━━━ Dataset extract

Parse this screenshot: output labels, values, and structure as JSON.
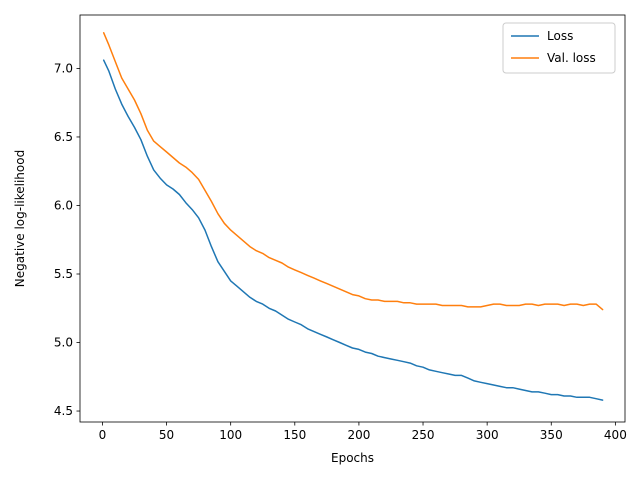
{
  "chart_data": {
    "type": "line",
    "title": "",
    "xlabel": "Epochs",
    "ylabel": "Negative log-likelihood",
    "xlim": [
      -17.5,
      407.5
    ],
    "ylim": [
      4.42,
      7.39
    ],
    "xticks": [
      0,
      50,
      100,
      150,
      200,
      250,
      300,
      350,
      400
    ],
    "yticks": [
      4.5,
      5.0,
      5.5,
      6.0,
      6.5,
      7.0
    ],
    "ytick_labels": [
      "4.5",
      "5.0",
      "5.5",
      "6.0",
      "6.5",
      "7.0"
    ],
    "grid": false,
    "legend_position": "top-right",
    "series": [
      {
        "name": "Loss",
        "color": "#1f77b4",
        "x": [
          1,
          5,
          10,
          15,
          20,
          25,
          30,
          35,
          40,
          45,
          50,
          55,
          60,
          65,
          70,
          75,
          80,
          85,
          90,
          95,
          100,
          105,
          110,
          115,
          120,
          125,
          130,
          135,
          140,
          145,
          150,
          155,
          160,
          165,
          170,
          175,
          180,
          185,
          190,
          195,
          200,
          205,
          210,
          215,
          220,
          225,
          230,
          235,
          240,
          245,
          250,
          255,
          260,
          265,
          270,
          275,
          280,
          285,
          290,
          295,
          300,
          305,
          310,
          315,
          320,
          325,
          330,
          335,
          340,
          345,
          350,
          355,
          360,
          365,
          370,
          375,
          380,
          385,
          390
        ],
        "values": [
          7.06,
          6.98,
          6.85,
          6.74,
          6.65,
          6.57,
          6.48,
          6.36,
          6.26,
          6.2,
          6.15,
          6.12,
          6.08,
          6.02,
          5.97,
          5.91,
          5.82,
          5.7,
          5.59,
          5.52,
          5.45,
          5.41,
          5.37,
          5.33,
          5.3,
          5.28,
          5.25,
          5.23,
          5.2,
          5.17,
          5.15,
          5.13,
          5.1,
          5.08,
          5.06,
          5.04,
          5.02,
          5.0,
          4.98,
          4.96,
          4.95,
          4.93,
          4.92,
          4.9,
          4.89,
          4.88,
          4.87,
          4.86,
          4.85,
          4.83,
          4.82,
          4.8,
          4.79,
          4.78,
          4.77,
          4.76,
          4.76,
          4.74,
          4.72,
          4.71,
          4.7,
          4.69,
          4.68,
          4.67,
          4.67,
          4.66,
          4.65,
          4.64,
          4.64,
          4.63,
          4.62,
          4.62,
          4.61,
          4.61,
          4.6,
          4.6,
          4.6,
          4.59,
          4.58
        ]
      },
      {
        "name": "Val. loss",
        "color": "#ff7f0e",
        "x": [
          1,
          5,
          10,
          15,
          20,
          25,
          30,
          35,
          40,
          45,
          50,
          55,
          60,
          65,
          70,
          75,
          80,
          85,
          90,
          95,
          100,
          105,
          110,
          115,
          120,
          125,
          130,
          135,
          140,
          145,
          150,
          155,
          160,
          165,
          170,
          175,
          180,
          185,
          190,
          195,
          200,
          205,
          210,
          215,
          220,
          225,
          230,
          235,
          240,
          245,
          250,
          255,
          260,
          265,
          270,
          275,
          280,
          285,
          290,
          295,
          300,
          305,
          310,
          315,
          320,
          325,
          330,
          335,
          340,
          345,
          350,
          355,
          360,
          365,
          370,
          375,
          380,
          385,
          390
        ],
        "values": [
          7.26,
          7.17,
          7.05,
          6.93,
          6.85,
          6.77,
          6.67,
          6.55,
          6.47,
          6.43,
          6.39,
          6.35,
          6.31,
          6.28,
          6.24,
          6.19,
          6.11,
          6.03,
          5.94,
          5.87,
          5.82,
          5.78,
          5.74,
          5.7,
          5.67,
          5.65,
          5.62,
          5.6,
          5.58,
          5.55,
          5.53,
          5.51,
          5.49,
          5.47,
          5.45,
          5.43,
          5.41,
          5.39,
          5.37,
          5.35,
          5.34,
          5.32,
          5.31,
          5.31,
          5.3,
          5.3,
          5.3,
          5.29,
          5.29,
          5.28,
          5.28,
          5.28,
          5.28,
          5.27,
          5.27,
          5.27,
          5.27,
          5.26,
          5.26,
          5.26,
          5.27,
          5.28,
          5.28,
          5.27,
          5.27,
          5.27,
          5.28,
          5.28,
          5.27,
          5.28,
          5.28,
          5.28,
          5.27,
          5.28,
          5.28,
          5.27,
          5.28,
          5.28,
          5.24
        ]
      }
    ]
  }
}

━━━━━━

Quote the material in full and exactly; do not carry over its pictures.

Parse this screenshot: output labels, values, and structure as JSON.
{
  "chart_data": {
    "type": "line",
    "title": "",
    "xlabel": "Epochs",
    "ylabel": "Negative log-likelihood",
    "xlim": [
      -17.5,
      407.5
    ],
    "ylim": [
      4.42,
      7.39
    ],
    "xticks": [
      0,
      50,
      100,
      150,
      200,
      250,
      300,
      350,
      400
    ],
    "yticks": [
      4.5,
      5.0,
      5.5,
      6.0,
      6.5,
      7.0
    ],
    "ytick_labels": [
      "4.5",
      "5.0",
      "5.5",
      "6.0",
      "6.5",
      "7.0"
    ],
    "grid": false,
    "legend_position": "top-right",
    "series": [
      {
        "name": "Loss",
        "color": "#1f77b4",
        "x": [
          1,
          5,
          10,
          15,
          20,
          25,
          30,
          35,
          40,
          45,
          50,
          55,
          60,
          65,
          70,
          75,
          80,
          85,
          90,
          95,
          100,
          105,
          110,
          115,
          120,
          125,
          130,
          135,
          140,
          145,
          150,
          155,
          160,
          165,
          170,
          175,
          180,
          185,
          190,
          195,
          200,
          205,
          210,
          215,
          220,
          225,
          230,
          235,
          240,
          245,
          250,
          255,
          260,
          265,
          270,
          275,
          280,
          285,
          290,
          295,
          300,
          305,
          310,
          315,
          320,
          325,
          330,
          335,
          340,
          345,
          350,
          355,
          360,
          365,
          370,
          375,
          380,
          385,
          390
        ],
        "values": [
          7.06,
          6.98,
          6.85,
          6.74,
          6.65,
          6.57,
          6.48,
          6.36,
          6.26,
          6.2,
          6.15,
          6.12,
          6.08,
          6.02,
          5.97,
          5.91,
          5.82,
          5.7,
          5.59,
          5.52,
          5.45,
          5.41,
          5.37,
          5.33,
          5.3,
          5.28,
          5.25,
          5.23,
          5.2,
          5.17,
          5.15,
          5.13,
          5.1,
          5.08,
          5.06,
          5.04,
          5.02,
          5.0,
          4.98,
          4.96,
          4.95,
          4.93,
          4.92,
          4.9,
          4.89,
          4.88,
          4.87,
          4.86,
          4.85,
          4.83,
          4.82,
          4.8,
          4.79,
          4.78,
          4.77,
          4.76,
          4.76,
          4.74,
          4.72,
          4.71,
          4.7,
          4.69,
          4.68,
          4.67,
          4.67,
          4.66,
          4.65,
          4.64,
          4.64,
          4.63,
          4.62,
          4.62,
          4.61,
          4.61,
          4.6,
          4.6,
          4.6,
          4.59,
          4.58
        ]
      },
      {
        "name": "Val. loss",
        "color": "#ff7f0e",
        "x": [
          1,
          5,
          10,
          15,
          20,
          25,
          30,
          35,
          40,
          45,
          50,
          55,
          60,
          65,
          70,
          75,
          80,
          85,
          90,
          95,
          100,
          105,
          110,
          115,
          120,
          125,
          130,
          135,
          140,
          145,
          150,
          155,
          160,
          165,
          170,
          175,
          180,
          185,
          190,
          195,
          200,
          205,
          210,
          215,
          220,
          225,
          230,
          235,
          240,
          245,
          250,
          255,
          260,
          265,
          270,
          275,
          280,
          285,
          290,
          295,
          300,
          305,
          310,
          315,
          320,
          325,
          330,
          335,
          340,
          345,
          350,
          355,
          360,
          365,
          370,
          375,
          380,
          385,
          390
        ],
        "values": [
          7.26,
          7.17,
          7.05,
          6.93,
          6.85,
          6.77,
          6.67,
          6.55,
          6.47,
          6.43,
          6.39,
          6.35,
          6.31,
          6.28,
          6.24,
          6.19,
          6.11,
          6.03,
          5.94,
          5.87,
          5.82,
          5.78,
          5.74,
          5.7,
          5.67,
          5.65,
          5.62,
          5.6,
          5.58,
          5.55,
          5.53,
          5.51,
          5.49,
          5.47,
          5.45,
          5.43,
          5.41,
          5.39,
          5.37,
          5.35,
          5.34,
          5.32,
          5.31,
          5.31,
          5.3,
          5.3,
          5.3,
          5.29,
          5.29,
          5.28,
          5.28,
          5.28,
          5.28,
          5.27,
          5.27,
          5.27,
          5.27,
          5.26,
          5.26,
          5.26,
          5.27,
          5.28,
          5.28,
          5.27,
          5.27,
          5.27,
          5.28,
          5.28,
          5.27,
          5.28,
          5.28,
          5.28,
          5.27,
          5.28,
          5.28,
          5.27,
          5.28,
          5.28,
          5.24
        ]
      }
    ]
  }
}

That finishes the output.